• [Description of the task] Where a line in the listing below contains the word "name", copy that line.
— begin Given records —
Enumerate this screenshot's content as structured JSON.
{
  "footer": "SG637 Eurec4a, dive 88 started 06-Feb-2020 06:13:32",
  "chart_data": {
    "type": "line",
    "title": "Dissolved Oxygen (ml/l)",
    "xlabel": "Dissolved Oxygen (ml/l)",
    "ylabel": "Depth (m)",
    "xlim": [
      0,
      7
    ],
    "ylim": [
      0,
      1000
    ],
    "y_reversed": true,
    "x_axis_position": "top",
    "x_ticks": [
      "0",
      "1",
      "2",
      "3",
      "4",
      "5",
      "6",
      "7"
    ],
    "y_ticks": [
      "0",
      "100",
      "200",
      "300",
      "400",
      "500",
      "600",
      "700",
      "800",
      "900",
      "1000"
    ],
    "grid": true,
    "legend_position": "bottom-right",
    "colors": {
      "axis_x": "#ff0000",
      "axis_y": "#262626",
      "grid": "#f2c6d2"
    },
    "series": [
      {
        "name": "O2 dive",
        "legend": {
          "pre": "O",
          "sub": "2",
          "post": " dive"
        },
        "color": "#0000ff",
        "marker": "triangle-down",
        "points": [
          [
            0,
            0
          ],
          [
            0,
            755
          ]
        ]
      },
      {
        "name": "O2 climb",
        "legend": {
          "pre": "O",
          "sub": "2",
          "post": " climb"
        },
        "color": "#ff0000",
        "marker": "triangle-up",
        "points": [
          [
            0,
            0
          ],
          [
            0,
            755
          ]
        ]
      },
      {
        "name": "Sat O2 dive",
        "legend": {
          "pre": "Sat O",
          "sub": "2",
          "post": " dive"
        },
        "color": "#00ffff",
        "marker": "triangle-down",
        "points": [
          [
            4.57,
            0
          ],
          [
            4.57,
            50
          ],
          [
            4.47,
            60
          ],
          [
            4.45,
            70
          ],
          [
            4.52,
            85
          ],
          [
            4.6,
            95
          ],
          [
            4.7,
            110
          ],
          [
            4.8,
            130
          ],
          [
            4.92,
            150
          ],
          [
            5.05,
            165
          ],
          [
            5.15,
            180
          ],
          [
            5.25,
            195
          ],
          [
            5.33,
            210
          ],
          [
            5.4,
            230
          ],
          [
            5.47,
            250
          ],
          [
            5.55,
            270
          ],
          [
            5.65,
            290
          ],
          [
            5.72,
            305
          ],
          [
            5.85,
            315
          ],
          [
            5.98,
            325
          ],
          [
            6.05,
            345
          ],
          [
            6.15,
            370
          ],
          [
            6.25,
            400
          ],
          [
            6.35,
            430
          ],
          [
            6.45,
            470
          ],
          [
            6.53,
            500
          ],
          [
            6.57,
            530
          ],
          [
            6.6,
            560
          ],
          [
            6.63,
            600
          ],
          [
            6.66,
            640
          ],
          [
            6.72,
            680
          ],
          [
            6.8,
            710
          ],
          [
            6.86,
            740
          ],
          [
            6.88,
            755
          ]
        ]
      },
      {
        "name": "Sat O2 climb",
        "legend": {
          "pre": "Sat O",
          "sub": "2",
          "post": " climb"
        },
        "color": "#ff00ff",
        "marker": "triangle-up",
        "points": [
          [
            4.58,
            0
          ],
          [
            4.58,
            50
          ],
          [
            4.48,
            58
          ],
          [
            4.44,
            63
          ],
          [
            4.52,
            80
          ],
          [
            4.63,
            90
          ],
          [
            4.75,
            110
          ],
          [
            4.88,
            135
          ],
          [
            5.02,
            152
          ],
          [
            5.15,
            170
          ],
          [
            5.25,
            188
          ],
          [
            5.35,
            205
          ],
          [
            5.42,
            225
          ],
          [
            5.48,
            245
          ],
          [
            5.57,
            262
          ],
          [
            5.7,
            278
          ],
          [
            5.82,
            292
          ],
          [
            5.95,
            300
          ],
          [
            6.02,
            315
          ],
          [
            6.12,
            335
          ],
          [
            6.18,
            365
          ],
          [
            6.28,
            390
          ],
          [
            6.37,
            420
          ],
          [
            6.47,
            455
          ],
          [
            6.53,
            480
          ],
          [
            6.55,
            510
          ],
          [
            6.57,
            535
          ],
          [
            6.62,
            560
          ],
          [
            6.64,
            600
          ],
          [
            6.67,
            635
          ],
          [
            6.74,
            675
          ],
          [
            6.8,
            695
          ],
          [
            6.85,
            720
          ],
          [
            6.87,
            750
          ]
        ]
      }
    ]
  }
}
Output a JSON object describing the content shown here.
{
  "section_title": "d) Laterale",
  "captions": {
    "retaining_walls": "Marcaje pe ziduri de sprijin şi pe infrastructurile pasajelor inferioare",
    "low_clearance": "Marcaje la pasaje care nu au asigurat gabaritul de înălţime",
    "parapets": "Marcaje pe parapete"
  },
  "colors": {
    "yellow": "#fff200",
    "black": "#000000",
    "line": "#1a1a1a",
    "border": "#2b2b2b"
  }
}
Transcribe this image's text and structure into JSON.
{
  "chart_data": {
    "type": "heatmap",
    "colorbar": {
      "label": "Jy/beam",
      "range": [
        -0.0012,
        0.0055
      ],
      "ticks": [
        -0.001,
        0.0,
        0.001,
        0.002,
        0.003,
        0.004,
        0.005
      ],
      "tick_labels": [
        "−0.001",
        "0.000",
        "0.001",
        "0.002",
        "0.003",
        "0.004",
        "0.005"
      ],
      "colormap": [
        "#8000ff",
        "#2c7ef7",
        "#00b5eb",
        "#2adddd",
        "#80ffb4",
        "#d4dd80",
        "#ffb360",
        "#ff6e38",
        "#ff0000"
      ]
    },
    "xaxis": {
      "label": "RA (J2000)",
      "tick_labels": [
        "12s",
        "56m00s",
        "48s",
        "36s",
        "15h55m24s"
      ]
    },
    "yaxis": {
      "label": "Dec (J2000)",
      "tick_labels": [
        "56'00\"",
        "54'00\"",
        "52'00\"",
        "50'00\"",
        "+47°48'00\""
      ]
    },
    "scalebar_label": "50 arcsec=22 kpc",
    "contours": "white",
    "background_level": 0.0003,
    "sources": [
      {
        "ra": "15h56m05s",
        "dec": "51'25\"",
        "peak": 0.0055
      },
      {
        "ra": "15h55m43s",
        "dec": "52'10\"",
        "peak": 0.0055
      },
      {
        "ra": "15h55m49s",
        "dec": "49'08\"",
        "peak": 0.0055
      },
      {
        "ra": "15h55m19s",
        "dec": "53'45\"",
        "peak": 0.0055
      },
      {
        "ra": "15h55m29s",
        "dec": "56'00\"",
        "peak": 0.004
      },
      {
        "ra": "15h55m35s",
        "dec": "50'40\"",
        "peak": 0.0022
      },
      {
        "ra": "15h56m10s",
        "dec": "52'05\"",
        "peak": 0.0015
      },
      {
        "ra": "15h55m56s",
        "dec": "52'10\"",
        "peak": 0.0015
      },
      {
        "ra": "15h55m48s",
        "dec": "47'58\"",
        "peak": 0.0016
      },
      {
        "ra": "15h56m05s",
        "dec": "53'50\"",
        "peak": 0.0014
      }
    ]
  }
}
— end Given records —
• [Reply to the task]
        "name": "O2 dive",
        "name": "O2 climb",
        "name": "Sat O2 dive",
        "name": "Sat O2 climb",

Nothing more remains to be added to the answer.